**DO THIS**
Look through the data below. Collect every line where the word "损毁财物价值" occurs.

**ENTRIES SHOWN**
◇ ◇ ◇ ◇

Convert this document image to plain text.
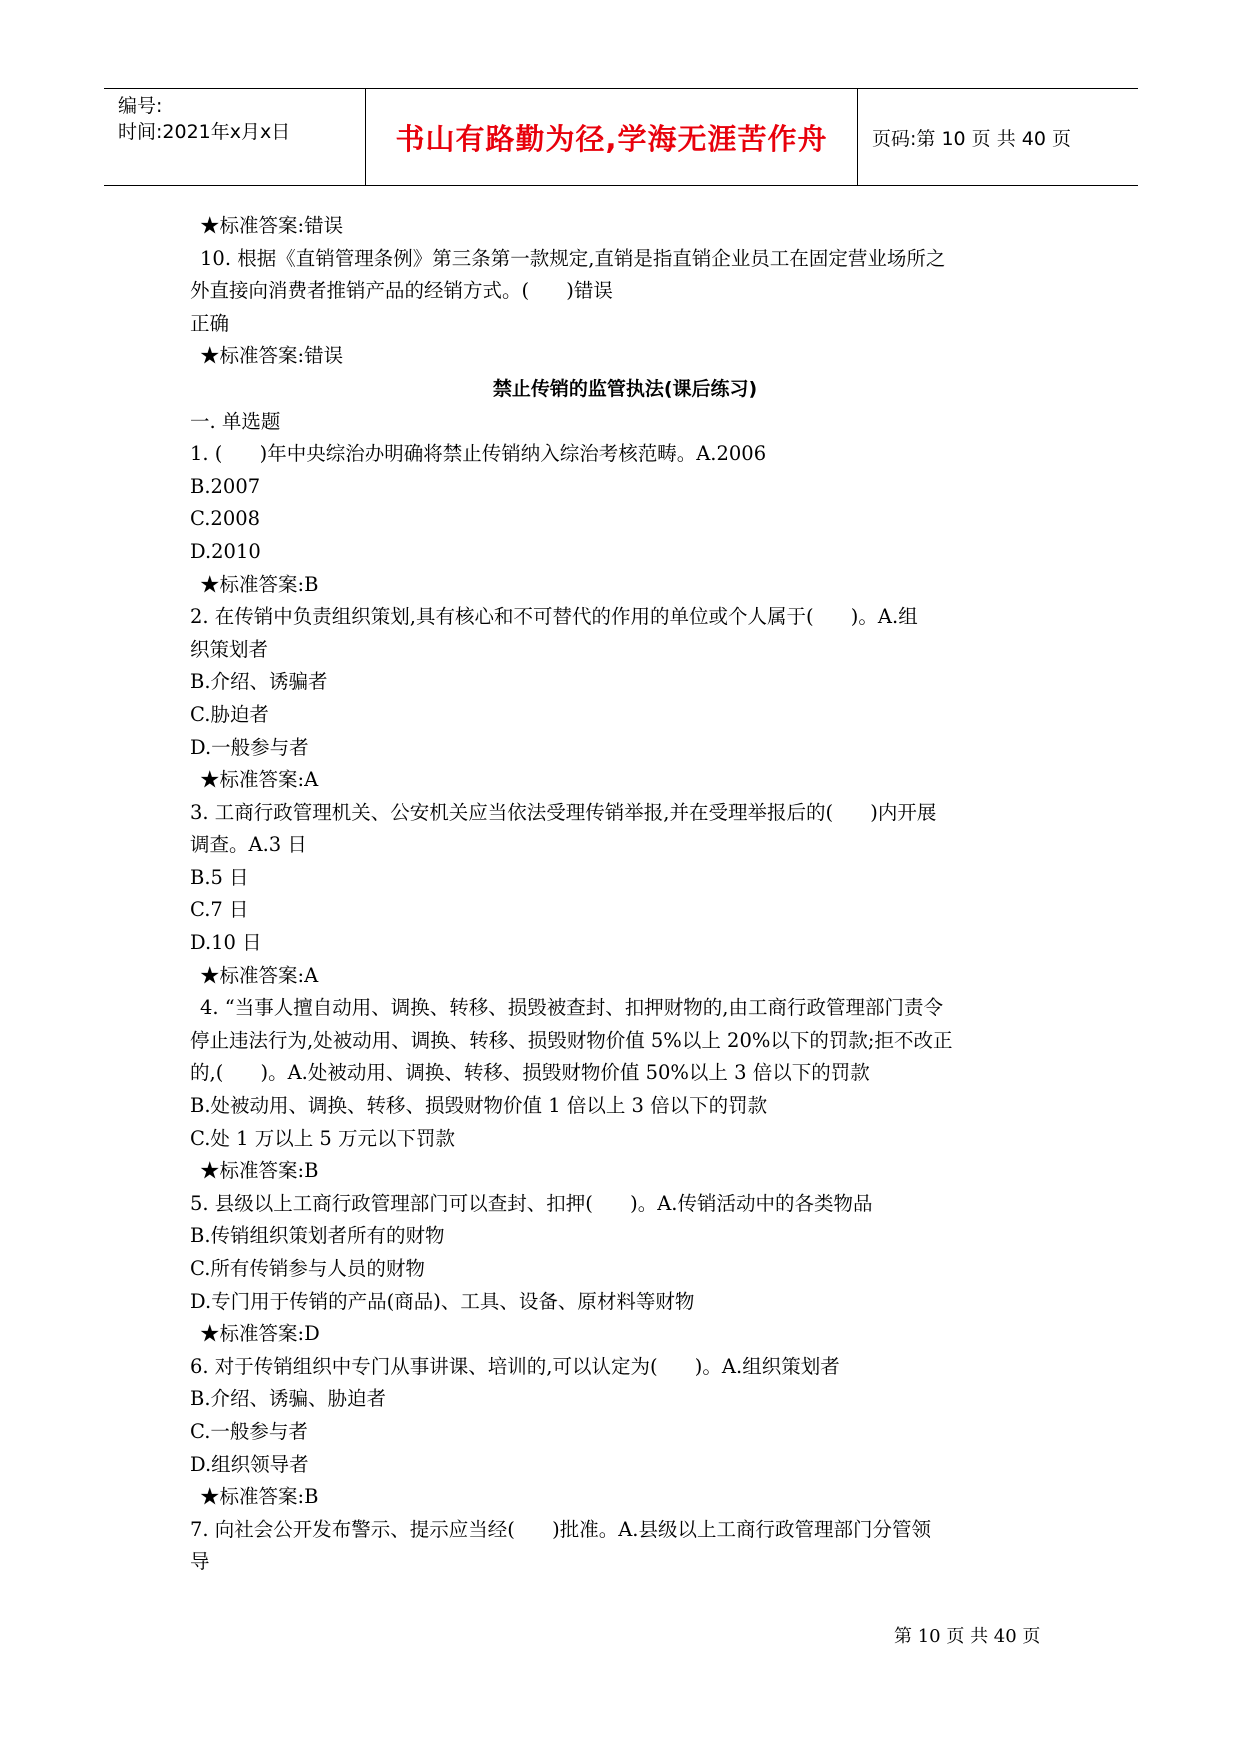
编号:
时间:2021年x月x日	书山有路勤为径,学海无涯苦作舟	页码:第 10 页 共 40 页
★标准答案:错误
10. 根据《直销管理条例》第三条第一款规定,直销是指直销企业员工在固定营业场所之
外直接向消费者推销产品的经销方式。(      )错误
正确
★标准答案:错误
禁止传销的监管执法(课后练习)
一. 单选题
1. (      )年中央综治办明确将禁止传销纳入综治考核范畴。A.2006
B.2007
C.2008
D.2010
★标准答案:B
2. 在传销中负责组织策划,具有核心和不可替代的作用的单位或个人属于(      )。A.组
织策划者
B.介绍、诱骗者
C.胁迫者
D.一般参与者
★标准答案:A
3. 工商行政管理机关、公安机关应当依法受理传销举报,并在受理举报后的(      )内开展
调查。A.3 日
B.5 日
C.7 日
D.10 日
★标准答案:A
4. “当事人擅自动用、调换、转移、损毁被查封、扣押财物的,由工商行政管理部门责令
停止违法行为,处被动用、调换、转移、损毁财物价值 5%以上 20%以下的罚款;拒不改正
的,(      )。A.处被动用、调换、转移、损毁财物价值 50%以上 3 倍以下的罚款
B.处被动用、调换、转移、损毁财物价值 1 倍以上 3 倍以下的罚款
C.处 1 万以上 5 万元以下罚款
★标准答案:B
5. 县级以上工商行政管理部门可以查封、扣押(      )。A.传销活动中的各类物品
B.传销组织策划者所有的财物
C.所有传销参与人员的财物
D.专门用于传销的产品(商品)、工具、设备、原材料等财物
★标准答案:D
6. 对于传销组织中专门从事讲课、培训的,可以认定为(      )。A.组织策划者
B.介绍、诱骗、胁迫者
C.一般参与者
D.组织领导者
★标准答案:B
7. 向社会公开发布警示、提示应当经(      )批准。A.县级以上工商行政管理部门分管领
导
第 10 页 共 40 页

◇ ◇ ◇ ◇

**RESPONSE**
停止违法行为,处被动用、调换、转移、损毁财物价值 5%以上 20%以下的罚款;拒不改正
的,(      )。A.处被动用、调换、转移、损毁财物价值 50%以上 3 倍以下的罚款
B.处被动用、调换、转移、损毁财物价值 1 倍以上 3 倍以下的罚款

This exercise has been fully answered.